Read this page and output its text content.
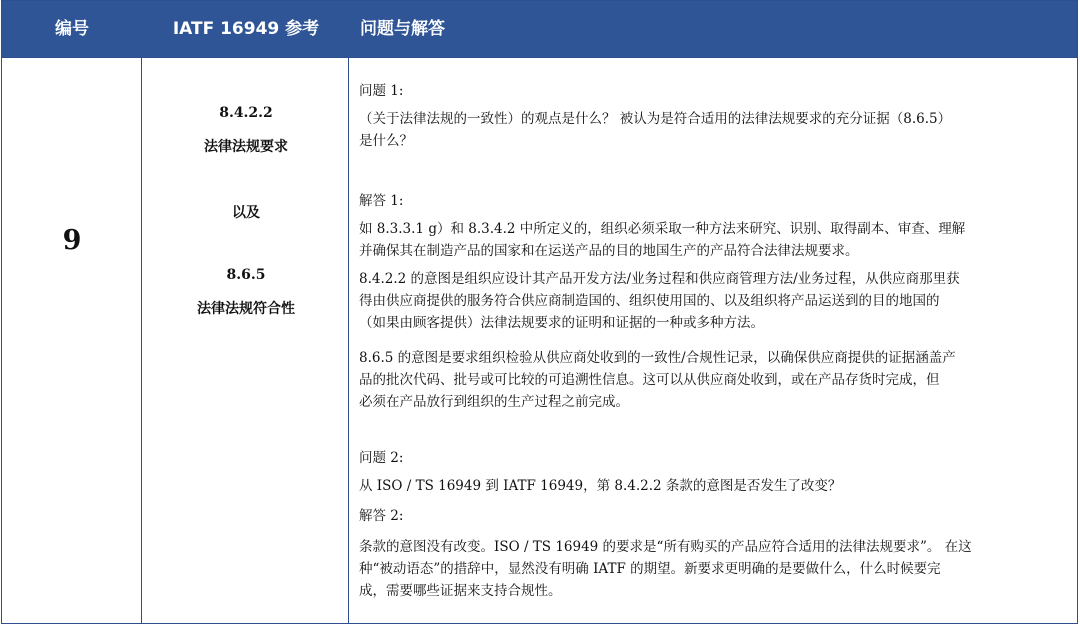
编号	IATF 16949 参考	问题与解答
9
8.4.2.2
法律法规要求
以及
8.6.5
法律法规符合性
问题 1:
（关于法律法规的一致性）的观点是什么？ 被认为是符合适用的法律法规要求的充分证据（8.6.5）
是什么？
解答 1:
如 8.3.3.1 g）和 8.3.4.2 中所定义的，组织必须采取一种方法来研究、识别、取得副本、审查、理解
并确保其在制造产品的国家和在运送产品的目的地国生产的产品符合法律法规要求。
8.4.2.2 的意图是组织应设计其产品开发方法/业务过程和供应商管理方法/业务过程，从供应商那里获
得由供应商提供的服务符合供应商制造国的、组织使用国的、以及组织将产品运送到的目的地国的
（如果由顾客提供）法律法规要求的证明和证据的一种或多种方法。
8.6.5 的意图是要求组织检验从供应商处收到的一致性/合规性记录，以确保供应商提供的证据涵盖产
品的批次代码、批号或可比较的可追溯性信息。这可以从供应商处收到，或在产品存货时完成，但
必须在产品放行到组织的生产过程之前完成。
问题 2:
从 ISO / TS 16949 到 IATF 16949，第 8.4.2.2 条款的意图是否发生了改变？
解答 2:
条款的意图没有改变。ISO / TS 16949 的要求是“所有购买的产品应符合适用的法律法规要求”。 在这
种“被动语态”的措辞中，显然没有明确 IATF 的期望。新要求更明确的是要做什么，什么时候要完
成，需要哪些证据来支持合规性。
----------
### REQUIRED TASK
From the data above, copy each line that has the string "IATF".

### COMPLETED EXERCISE
编号	IATF 16949 参考	问题与解答
从 ISO / TS 16949 到 IATF 16949，第 8.4.2.2 条款的意图是否发生了改变？
种“被动语态”的措辞中，显然没有明确 IATF 的期望。新要求更明确的是要做什么，什么时候要完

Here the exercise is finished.